| GIVEN INSTRUCTION |
Look through the data for the string "image". Copy every line where it is found.

Data records

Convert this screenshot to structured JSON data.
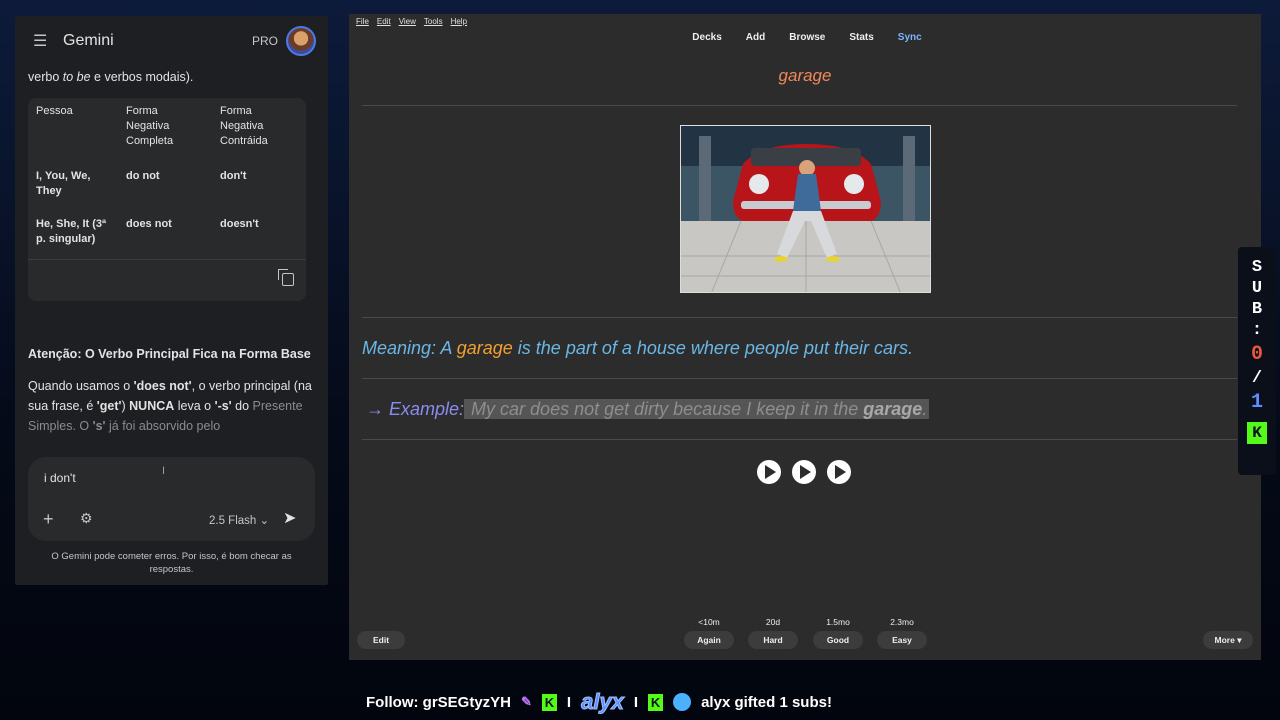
{
  "gemini": {
    "title": "Gemini",
    "badge": "PRO",
    "intro_prefix": "verbo ",
    "intro_italic": "to be",
    "intro_suffix": " e verbos modais).",
    "table": {
      "headers": [
        "Pessoa",
        "Forma Negativa Completa",
        "Forma Negativa Contráida"
      ],
      "rows": [
        [
          "I, You, We, They",
          "do not",
          "don't"
        ],
        [
          "He, She, It (3ª p. singular)",
          "does not",
          "doesn't"
        ]
      ]
    },
    "heading": "Atenção: O Verbo Principal Fica na Forma Base",
    "para": {
      "p1": "Quando usamos o ",
      "b1": "'does not'",
      "p2": ", o verbo principal (na sua frase, é ",
      "b2": "'get'",
      "p3": ") ",
      "b3": "NUNCA",
      "p4": " leva o ",
      "b4": "'-s'",
      "p5": " do ",
      "fade1": "Presente Simples. O ",
      "b5": "'s'",
      "fade2": " já foi absorvido pelo"
    },
    "input_value": "i don't",
    "model": "2.5 Flash",
    "disclaimer": "O Gemini pode cometer erros. Por isso, é bom checar as respostas."
  },
  "anki": {
    "menu": [
      "File",
      "Edit",
      "View",
      "Tools",
      "Help"
    ],
    "nav": [
      "Decks",
      "Add",
      "Browse",
      "Stats",
      "Sync"
    ],
    "word": "garage",
    "meaning": {
      "prefix": "Meaning: A ",
      "keyword": "garage",
      "suffix": " is the part of a house where people put their cars."
    },
    "example": {
      "label": "→ Example:",
      "text_prefix": " My car does not get dirty because I keep it in the ",
      "text_bold": "garage",
      "text_suffix": "."
    },
    "bottom": {
      "edit": "Edit",
      "more": "More ▾",
      "answers": [
        {
          "time": "<10m",
          "label": "Again"
        },
        {
          "time": "20d",
          "label": "Hard"
        },
        {
          "time": "1.5mo",
          "label": "Good"
        },
        {
          "time": "2.3mo",
          "label": "Easy"
        }
      ]
    }
  },
  "sub_counter": {
    "letters": [
      "S",
      "U",
      "B",
      ":"
    ],
    "current": "0",
    "slash": "/",
    "goal": "1",
    "kick": "K"
  },
  "ticker": {
    "follow": "Follow: grSEGtyzYH",
    "sep": "I",
    "logo": "alyx",
    "gift": "alyx gifted 1 subs!"
  }
}
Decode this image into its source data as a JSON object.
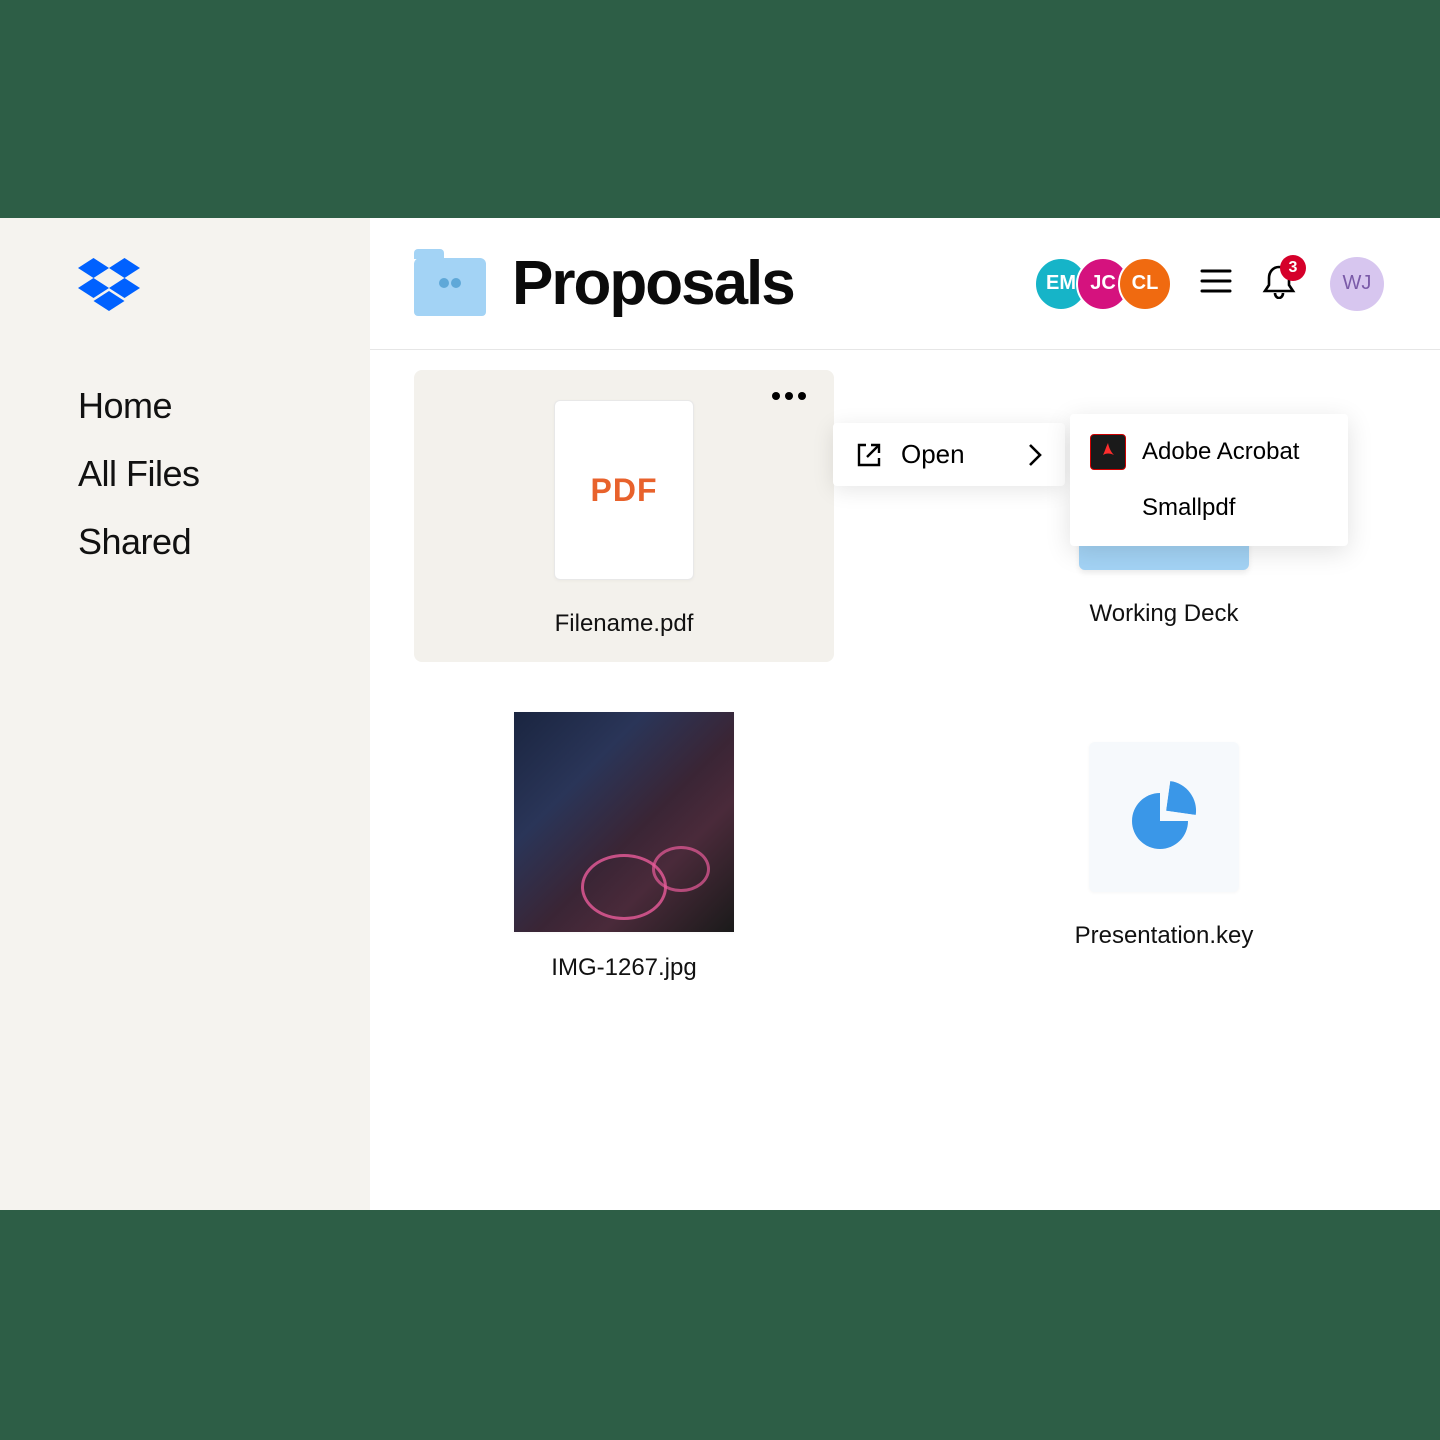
{
  "sidebar": {
    "items": [
      {
        "label": "Home"
      },
      {
        "label": "All Files"
      },
      {
        "label": "Shared"
      }
    ]
  },
  "header": {
    "title": "Proposals",
    "avatars": [
      {
        "initials": "EM",
        "bg": "#16b4c8"
      },
      {
        "initials": "JC",
        "bg": "#d5127e"
      },
      {
        "initials": "CL",
        "bg": "#f06a10"
      }
    ],
    "notification_count": "3",
    "user": {
      "initials": "WJ"
    }
  },
  "files": [
    {
      "name": "Filename.pdf",
      "type": "pdf",
      "pdf_label": "PDF"
    },
    {
      "name": "Working Deck",
      "type": "folder"
    },
    {
      "name": "IMG-1267.jpg",
      "type": "image"
    },
    {
      "name": "Presentation.key",
      "type": "key"
    }
  ],
  "context_menu": {
    "open_label": "Open",
    "apps": [
      {
        "label": "Adobe Acrobat"
      },
      {
        "label": "Smallpdf"
      }
    ]
  }
}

| EXERCISE SOLUTION |
Decode this image into its source data as a JSON object.
      "type": "image"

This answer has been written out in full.